*WRITTEN INSTRUCTION*: Pick every line with "there" from the material below.

*Raw records*:
--
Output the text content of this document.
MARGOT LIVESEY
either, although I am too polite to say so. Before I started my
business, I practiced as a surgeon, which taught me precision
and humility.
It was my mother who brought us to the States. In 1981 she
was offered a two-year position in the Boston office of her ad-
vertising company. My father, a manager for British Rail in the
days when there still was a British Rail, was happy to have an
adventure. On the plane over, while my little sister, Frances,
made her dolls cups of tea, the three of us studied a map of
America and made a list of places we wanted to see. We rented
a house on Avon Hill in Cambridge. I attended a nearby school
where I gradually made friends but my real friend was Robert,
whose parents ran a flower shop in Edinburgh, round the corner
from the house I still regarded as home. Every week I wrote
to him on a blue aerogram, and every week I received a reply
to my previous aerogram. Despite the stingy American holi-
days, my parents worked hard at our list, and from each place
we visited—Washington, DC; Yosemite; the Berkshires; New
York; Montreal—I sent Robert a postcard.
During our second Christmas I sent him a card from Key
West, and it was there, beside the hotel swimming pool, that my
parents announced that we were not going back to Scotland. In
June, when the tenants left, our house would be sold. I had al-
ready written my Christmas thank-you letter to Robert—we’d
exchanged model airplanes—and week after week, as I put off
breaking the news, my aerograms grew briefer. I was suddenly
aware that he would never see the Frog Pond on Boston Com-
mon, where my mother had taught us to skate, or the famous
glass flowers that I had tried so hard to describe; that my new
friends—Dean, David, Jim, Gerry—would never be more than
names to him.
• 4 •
--
*FINAL ANSWER*:
days when there still was a British Rail, was happy to have an
West, and it was there, beside the hotel swimming pool, that my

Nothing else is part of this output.